Input ->
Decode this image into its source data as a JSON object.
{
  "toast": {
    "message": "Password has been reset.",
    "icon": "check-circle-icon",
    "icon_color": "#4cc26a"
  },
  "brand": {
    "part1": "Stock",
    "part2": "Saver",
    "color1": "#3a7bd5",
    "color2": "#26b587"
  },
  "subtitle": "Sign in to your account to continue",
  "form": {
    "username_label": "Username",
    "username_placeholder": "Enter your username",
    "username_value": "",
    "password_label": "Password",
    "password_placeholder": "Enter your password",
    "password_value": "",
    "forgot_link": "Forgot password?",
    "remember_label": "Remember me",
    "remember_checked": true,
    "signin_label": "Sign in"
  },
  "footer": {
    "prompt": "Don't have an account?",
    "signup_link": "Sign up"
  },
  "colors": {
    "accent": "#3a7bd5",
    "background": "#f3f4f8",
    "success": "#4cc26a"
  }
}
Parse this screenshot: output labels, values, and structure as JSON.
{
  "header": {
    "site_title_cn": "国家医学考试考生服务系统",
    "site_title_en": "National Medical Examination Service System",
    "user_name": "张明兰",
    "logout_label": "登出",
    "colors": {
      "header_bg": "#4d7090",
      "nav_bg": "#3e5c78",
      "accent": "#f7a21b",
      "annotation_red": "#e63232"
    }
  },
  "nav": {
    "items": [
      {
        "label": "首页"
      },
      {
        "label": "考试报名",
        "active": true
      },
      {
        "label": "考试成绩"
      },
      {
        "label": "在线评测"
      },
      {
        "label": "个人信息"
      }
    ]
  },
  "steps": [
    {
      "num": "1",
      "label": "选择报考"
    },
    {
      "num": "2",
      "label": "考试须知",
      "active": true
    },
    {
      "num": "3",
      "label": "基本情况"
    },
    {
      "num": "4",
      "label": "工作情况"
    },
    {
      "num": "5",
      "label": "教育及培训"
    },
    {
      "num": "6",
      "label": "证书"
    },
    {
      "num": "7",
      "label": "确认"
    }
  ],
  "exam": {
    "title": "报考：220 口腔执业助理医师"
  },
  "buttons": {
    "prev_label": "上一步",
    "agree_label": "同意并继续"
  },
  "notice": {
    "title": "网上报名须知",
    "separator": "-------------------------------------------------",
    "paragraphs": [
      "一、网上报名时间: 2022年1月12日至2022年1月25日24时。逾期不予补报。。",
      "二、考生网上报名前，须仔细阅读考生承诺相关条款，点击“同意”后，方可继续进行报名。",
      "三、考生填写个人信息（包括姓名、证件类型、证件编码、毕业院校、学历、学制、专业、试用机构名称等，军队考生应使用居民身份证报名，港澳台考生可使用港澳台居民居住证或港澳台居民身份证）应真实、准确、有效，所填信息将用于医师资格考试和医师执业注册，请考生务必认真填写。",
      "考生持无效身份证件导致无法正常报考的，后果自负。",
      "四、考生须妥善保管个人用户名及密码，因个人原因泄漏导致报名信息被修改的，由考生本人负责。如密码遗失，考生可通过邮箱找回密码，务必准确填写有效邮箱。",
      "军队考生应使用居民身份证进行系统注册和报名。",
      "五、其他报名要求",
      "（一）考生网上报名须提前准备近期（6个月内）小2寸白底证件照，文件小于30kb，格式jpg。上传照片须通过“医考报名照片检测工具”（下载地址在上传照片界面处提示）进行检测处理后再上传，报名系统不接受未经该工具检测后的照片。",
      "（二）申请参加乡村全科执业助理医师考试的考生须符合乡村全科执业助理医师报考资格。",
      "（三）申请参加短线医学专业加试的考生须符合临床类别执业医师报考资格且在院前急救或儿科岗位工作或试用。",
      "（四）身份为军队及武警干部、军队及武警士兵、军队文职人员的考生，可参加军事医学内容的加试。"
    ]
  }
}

The exercise -> All of the data needs to be printed once more, exactly.

Solution for this problem ->
Decode this image into its source data as a JSON object.
{
  "toast": {
    "message": "Password has been reset.",
    "icon": "check-circle-icon",
    "icon_color": "#4cc26a"
  },
  "brand": {
    "part1": "Stock",
    "part2": "Saver",
    "color1": "#3a7bd5",
    "color2": "#26b587"
  },
  "subtitle": "Sign in to your account to continue",
  "form": {
    "username_label": "Username",
    "username_placeholder": "Enter your username",
    "username_value": "",
    "password_label": "Password",
    "password_placeholder": "Enter your password",
    "password_value": "",
    "forgot_link": "Forgot password?",
    "remember_label": "Remember me",
    "remember_checked": true,
    "signin_label": "Sign in"
  },
  "footer": {
    "prompt": "Don't have an account?",
    "signup_link": "Sign up"
  },
  "colors": {
    "accent": "#3a7bd5",
    "background": "#f3f4f8",
    "success": "#4cc26a"
  }
}
Parse this screenshot: output labels, values, and structure as JSON.
{
  "header": {
    "site_title_cn": "国家医学考试考生服务系统",
    "site_title_en": "National Medical Examination Service System",
    "user_name": "张明兰",
    "logout_label": "登出",
    "colors": {
      "header_bg": "#4d7090",
      "nav_bg": "#3e5c78",
      "accent": "#f7a21b",
      "annotation_red": "#e63232"
    }
  },
  "nav": {
    "items": [
      {
        "label": "首页"
      },
      {
        "label": "考试报名",
        "active": true
      },
      {
        "label": "考试成绩"
      },
      {
        "label": "在线评测"
      },
      {
        "label": "个人信息"
      }
    ]
  },
  "steps": [
    {
      "num": "1",
      "label": "选择报考"
    },
    {
      "num": "2",
      "label": "考试须知",
      "active": true
    },
    {
      "num": "3",
      "label": "基本情况"
    },
    {
      "num": "4",
      "label": "工作情况"
    },
    {
      "num": "5",
      "label": "教育及培训"
    },
    {
      "num": "6",
      "label": "证书"
    },
    {
      "num": "7",
      "label": "确认"
    }
  ],
  "exam": {
    "title": "报考：220 口腔执业助理医师"
  },
  "buttons": {
    "prev_label": "上一步",
    "agree_label": "同意并继续"
  },
  "notice": {
    "title": "网上报名须知",
    "separator": "-------------------------------------------------",
    "paragraphs": [
      "一、网上报名时间: 2022年1月12日至2022年1月25日24时。逾期不予补报。。",
      "二、考生网上报名前，须仔细阅读考生承诺相关条款，点击“同意”后，方可继续进行报名。",
      "三、考生填写个人信息（包括姓名、证件类型、证件编码、毕业院校、学历、学制、专业、试用机构名称等，军队考生应使用居民身份证报名，港澳台考生可使用港澳台居民居住证或港澳台居民身份证）应真实、准确、有效，所填信息将用于医师资格考试和医师执业注册，请考生务必认真填写。",
      "考生持无效身份证件导致无法正常报考的，后果自负。",
      "四、考生须妥善保管个人用户名及密码，因个人原因泄漏导致报名信息被修改的，由考生本人负责。如密码遗失，考生可通过邮箱找回密码，务必准确填写有效邮箱。",
      "军队考生应使用居民身份证进行系统注册和报名。",
      "五、其他报名要求",
      "（一）考生网上报名须提前准备近期（6个月内）小2寸白底证件照，文件小于30kb，格式jpg。上传照片须通过“医考报名照片检测工具”（下载地址在上传照片界面处提示）进行检测处理后再上传，报名系统不接受未经该工具检测后的照片。",
      "（二）申请参加乡村全科执业助理医师考试的考生须符合乡村全科执业助理医师报考资格。",
      "（三）申请参加短线医学专业加试的考生须符合临床类别执业医师报考资格且在院前急救或儿科岗位工作或试用。",
      "（四）身份为军队及武警干部、军队及武警士兵、军队文职人员的考生，可参加军事医学内容的加试。"
    ]
  }
}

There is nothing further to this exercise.